→ Task to complete
State how many lines of the records contain the string "Αρχική". Give the number alone.

____ Extracted records

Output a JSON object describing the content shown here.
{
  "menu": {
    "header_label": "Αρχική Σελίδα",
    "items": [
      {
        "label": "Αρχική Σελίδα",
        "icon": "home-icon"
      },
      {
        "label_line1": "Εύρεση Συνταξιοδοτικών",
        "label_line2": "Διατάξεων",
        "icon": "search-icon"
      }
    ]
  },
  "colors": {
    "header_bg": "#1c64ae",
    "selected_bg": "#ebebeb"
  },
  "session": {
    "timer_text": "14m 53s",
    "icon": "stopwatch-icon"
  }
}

________
____ Extracted records

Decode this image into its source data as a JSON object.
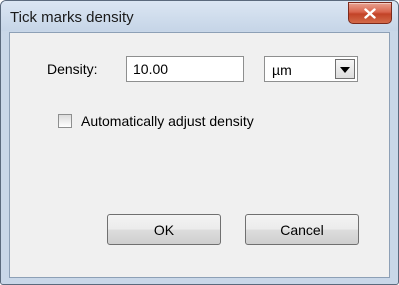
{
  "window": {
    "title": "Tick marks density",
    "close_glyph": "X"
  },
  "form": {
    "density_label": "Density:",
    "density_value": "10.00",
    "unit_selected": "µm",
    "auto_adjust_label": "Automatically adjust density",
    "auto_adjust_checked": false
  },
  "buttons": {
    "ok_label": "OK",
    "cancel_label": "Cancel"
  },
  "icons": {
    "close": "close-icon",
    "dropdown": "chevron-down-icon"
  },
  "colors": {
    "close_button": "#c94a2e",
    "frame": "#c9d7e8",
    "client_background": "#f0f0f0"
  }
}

________

→ Answer to the exercise
2